Reproduce the data exactly; no word may be added or dropped.

[EXTRACTED INFORMATION]

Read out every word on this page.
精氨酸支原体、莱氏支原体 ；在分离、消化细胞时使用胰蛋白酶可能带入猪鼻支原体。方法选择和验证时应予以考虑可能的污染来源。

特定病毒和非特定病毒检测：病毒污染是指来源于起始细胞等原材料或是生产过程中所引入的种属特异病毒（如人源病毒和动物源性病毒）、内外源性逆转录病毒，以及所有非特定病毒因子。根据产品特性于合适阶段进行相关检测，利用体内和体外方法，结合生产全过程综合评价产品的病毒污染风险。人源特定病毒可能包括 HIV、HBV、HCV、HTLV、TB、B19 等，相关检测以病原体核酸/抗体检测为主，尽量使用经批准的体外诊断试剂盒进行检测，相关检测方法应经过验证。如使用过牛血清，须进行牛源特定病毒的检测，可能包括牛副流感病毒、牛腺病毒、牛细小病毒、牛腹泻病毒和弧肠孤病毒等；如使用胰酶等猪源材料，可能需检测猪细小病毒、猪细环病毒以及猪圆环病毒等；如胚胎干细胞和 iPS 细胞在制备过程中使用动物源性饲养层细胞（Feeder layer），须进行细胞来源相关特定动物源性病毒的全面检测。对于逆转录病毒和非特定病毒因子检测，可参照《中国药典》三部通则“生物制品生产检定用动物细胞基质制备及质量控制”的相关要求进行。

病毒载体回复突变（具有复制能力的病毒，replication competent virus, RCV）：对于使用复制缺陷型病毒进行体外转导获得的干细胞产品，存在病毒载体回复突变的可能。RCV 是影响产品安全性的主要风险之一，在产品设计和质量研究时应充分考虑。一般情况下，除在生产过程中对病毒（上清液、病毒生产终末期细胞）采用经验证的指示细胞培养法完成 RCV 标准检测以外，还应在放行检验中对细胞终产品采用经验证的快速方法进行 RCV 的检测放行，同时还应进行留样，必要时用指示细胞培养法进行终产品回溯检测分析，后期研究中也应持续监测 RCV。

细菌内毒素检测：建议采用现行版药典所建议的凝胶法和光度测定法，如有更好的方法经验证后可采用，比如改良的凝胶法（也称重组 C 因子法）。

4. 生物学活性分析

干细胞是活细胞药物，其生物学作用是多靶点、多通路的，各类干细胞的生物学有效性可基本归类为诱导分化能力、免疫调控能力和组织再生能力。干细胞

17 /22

[/EXTRACTED INFORMATION]

ANSWER FOR THIS EXERCISE:
Read out every word on this page.
精氨酸支原体、莱氏支原体 ；在分离、消化细胞时使用胰蛋白酶可能带入猪鼻支原体。方法选择和验证时应予以考虑可能的污染来源。

特定病毒和非特定病毒检测：病毒污染是指来源于起始细胞等原材料或是生产过程中所引入的种属特异病毒（如人源病毒和动物源性病毒）、内外源性逆转录病毒，以及所有非特定病毒因子。根据产品特性于合适阶段进行相关检测，利用体内和体外方法，结合生产全过程综合评价产品的病毒污染风险。人源特定病毒可能包括 HIV、HBV、HCV、HTLV、TB、B19 等，相关检测以病原体核酸/抗体检测为主，尽量使用经批准的体外诊断试剂盒进行检测，相关检测方法应经过验证。如使用过牛血清，须进行牛源特定病毒的检测，可能包括牛副流感病毒、牛腺病毒、牛细小病毒、牛腹泻病毒和弧肠孤病毒等；如使用胰酶等猪源材料，可能需检测猪细小病毒、猪细环病毒以及猪圆环病毒等；如胚胎干细胞和 iPS 细胞在制备过程中使用动物源性饲养层细胞（Feeder layer），须进行细胞来源相关特定动物源性病毒的全面检测。对于逆转录病毒和非特定病毒因子检测，可参照《中国药典》三部通则“生物制品生产检定用动物细胞基质制备及质量控制”的相关要求进行。

病毒载体回复突变（具有复制能力的病毒，replication competent virus, RCV）：对于使用复制缺陷型病毒进行体外转导获得的干细胞产品，存在病毒载体回复突变的可能。RCV 是影响产品安全性的主要风险之一，在产品设计和质量研究时应充分考虑。一般情况下，除在生产过程中对病毒（上清液、病毒生产终末期细胞）采用经验证的指示细胞培养法完成 RCV 标准检测以外，还应在放行检验中对细胞终产品采用经验证的快速方法进行 RCV 的检测放行，同时还应进行留样，必要时用指示细胞培养法进行终产品回溯检测分析，后期研究中也应持续监测 RCV。

细菌内毒素检测：建议采用现行版药典所建议的凝胶法和光度测定法，如有更好的方法经验证后可采用，比如改良的凝胶法（也称重组 C 因子法）。

4. 生物学活性分析

干细胞是活细胞药物，其生物学作用是多靶点、多通路的，各类干细胞的生物学有效性可基本归类为诱导分化能力、免疫调控能力和组织再生能力。干细胞

17 /22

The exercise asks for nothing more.